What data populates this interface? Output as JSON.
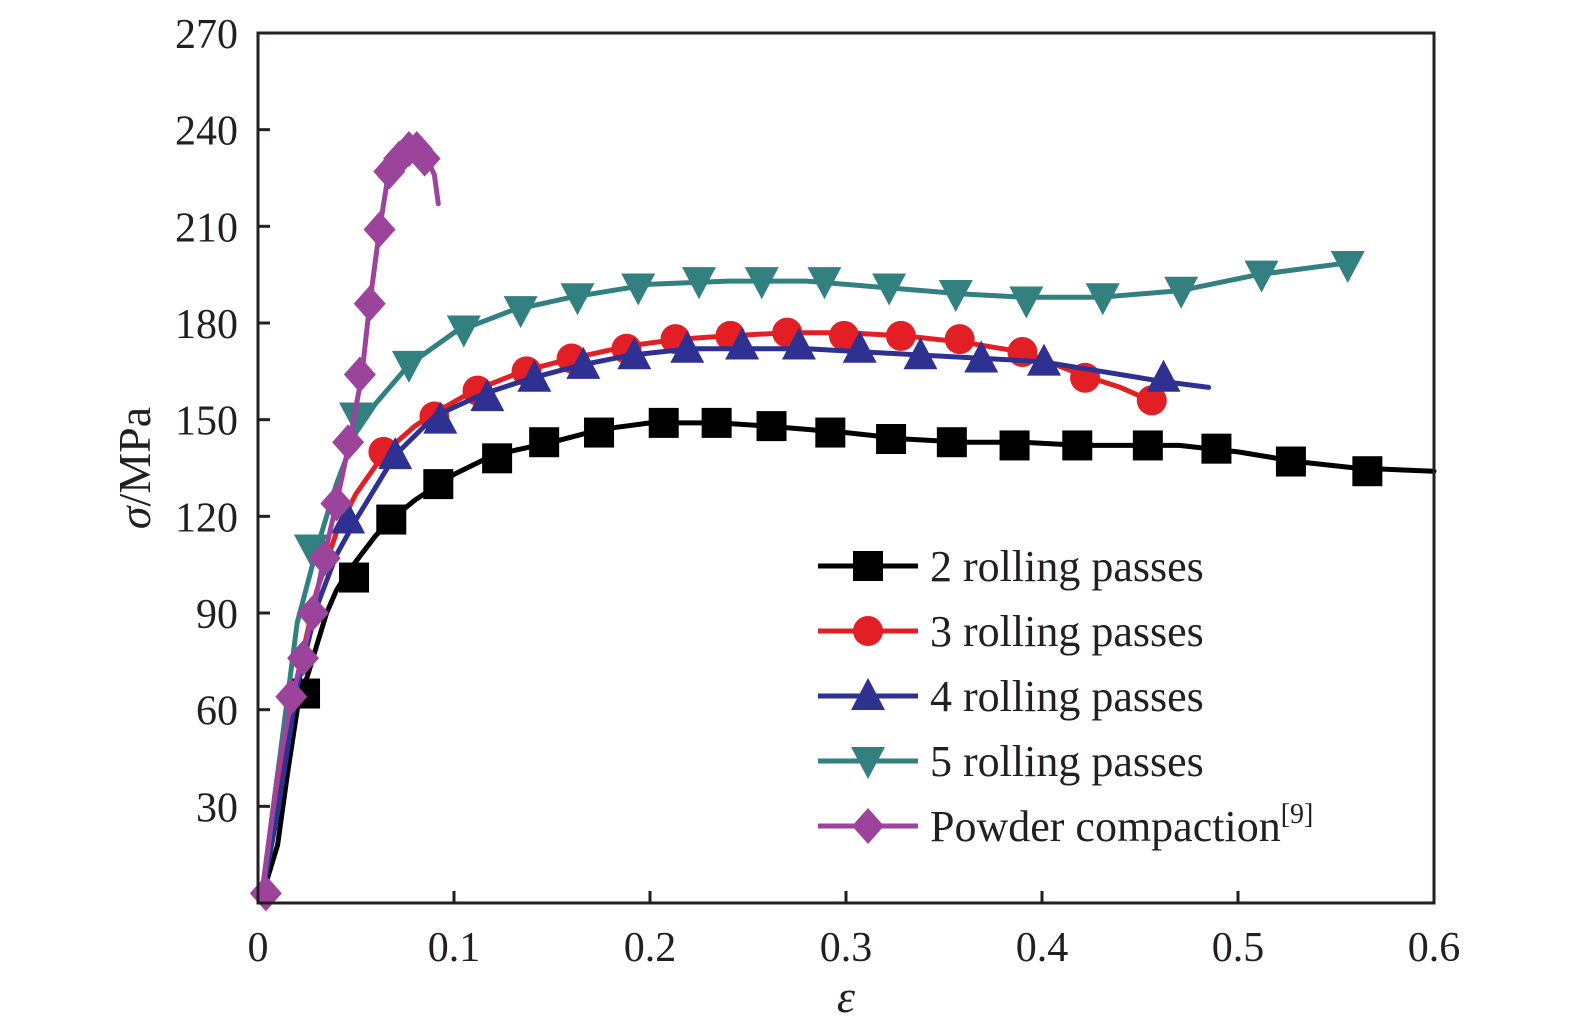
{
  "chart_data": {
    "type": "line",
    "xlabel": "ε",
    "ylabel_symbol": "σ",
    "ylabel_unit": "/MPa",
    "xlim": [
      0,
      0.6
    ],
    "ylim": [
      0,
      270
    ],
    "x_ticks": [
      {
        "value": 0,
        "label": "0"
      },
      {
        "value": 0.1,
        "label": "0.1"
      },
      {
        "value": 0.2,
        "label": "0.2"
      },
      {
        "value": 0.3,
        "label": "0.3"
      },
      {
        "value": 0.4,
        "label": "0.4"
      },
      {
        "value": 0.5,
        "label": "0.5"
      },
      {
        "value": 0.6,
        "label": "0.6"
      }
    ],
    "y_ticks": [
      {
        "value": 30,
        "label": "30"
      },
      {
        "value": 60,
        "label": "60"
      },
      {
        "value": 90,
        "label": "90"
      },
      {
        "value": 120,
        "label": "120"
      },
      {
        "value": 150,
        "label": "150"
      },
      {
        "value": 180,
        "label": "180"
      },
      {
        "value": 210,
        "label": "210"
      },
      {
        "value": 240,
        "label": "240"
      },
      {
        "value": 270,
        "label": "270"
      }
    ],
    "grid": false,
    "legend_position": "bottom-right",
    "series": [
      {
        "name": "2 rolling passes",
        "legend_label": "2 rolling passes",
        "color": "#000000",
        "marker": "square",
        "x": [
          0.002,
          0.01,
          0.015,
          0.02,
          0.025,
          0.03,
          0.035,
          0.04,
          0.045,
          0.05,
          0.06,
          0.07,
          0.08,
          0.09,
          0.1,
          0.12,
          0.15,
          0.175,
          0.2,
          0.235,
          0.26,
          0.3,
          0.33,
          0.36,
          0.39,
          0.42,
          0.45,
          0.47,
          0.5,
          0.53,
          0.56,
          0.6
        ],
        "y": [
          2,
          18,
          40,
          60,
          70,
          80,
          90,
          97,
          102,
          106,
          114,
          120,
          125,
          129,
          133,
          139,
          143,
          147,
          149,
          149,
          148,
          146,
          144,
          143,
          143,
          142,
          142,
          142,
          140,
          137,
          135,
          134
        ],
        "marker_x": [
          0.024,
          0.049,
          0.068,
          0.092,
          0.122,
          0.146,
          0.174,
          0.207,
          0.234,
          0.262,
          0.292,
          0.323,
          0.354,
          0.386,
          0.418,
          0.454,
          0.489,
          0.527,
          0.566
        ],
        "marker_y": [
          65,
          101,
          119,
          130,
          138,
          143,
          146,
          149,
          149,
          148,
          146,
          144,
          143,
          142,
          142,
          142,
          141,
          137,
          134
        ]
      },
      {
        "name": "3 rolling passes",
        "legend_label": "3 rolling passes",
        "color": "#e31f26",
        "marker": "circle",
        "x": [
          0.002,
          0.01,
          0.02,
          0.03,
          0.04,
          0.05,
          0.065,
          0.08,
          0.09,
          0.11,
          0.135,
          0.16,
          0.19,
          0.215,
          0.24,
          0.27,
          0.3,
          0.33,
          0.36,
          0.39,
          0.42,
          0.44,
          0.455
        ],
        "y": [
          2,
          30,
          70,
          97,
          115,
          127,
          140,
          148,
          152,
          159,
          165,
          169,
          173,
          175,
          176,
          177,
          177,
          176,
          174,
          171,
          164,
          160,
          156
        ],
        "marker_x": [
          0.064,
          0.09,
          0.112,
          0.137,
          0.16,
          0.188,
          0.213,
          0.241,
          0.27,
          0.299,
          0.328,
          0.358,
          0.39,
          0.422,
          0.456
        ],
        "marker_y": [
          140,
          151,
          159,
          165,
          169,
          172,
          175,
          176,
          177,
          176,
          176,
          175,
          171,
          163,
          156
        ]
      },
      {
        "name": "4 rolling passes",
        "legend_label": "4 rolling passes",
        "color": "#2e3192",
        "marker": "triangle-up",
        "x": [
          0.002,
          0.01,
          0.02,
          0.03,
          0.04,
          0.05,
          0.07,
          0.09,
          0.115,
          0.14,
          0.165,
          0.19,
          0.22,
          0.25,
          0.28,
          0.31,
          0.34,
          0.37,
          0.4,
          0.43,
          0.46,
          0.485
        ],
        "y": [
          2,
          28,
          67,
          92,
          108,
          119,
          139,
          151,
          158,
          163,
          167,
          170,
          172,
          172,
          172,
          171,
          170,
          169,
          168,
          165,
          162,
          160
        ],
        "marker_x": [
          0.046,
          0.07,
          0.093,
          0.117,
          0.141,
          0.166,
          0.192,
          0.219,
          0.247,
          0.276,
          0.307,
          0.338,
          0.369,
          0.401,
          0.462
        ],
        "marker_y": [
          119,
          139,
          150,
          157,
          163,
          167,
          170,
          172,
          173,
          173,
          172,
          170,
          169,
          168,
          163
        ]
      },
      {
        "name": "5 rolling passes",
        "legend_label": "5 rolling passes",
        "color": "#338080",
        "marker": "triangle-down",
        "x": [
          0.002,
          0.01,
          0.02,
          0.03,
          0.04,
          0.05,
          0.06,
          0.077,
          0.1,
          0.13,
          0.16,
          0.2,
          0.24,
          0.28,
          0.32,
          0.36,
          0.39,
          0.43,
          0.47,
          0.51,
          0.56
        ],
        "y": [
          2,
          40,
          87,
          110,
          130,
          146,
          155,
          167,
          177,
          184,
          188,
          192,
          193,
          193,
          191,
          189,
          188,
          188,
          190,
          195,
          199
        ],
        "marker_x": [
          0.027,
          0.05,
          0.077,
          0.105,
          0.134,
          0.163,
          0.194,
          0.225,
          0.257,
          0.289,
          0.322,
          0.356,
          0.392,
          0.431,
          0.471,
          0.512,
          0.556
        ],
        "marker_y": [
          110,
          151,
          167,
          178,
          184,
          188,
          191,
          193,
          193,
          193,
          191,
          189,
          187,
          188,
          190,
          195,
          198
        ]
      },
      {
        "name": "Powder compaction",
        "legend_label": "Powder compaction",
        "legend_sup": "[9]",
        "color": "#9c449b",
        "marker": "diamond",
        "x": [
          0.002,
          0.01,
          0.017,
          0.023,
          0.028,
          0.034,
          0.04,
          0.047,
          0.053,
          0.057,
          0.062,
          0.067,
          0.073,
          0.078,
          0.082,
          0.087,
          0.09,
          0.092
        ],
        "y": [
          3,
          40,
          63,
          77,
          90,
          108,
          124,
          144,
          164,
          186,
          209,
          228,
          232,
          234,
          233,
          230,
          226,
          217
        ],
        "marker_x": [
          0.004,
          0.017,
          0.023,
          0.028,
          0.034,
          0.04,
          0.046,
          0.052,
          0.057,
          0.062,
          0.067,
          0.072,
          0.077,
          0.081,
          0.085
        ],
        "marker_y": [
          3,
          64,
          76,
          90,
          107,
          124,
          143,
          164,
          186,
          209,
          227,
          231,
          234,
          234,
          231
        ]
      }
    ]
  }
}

___

### Task instructions:
Copy every line of the records above that contains "triangle".

### Full solution:
        "marker": "triangle-up",
        "marker": "triangle-down",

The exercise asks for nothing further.